• **Required work**
How many lines in the entries below contain "단시간근로자"? Answer with the number only.

===== Dataset excerpts

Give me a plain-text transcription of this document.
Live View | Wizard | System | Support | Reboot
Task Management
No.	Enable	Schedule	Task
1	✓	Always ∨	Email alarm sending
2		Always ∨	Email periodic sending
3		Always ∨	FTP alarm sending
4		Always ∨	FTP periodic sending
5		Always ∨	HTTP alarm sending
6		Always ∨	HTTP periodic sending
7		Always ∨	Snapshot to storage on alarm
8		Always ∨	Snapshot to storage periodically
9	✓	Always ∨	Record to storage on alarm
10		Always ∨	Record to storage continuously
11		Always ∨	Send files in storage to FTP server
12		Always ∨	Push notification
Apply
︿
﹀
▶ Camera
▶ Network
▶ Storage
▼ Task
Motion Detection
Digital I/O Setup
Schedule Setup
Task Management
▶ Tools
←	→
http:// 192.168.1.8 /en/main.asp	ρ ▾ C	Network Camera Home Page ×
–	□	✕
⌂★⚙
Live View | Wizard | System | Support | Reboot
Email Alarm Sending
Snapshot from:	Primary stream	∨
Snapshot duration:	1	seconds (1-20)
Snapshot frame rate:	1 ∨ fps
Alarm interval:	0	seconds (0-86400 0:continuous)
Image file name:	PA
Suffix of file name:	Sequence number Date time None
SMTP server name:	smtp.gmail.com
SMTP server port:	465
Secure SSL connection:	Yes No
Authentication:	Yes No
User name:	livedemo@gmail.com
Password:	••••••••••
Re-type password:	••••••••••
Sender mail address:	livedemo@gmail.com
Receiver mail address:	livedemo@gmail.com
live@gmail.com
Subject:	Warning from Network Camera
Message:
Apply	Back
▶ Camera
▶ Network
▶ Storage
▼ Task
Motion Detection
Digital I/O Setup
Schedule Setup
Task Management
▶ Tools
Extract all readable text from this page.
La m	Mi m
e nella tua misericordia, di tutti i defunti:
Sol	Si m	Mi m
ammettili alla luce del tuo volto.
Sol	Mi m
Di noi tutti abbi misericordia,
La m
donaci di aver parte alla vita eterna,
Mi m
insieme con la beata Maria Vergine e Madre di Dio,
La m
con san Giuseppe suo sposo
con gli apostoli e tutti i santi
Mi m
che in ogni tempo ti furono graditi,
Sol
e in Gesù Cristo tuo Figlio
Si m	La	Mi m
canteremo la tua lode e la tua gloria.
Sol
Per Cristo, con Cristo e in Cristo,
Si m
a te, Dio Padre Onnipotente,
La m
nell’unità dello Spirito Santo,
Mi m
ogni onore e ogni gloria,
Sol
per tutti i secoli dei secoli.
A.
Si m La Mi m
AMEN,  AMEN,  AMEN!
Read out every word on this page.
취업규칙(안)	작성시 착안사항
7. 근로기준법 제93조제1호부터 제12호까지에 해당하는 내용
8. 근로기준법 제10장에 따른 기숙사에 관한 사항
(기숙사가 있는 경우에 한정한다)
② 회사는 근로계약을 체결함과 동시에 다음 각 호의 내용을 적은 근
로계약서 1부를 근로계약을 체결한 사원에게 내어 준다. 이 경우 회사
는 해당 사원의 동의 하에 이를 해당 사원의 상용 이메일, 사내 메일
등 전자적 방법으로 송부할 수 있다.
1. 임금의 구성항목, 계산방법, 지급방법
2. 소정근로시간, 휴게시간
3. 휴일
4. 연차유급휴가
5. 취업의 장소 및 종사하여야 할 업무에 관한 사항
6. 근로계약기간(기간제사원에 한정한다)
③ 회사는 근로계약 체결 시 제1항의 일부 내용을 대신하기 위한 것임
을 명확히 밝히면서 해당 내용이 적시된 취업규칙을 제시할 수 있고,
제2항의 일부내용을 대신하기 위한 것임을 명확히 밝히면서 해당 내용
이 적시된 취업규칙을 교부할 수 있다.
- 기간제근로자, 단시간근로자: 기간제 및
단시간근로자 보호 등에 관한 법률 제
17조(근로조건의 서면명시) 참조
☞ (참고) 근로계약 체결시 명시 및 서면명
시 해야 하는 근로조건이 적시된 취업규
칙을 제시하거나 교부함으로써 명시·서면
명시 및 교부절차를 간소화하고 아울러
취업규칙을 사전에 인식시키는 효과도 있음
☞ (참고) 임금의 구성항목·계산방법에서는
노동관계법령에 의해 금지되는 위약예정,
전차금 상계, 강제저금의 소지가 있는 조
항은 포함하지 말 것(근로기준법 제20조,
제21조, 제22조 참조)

==========

• **Worked answer**
2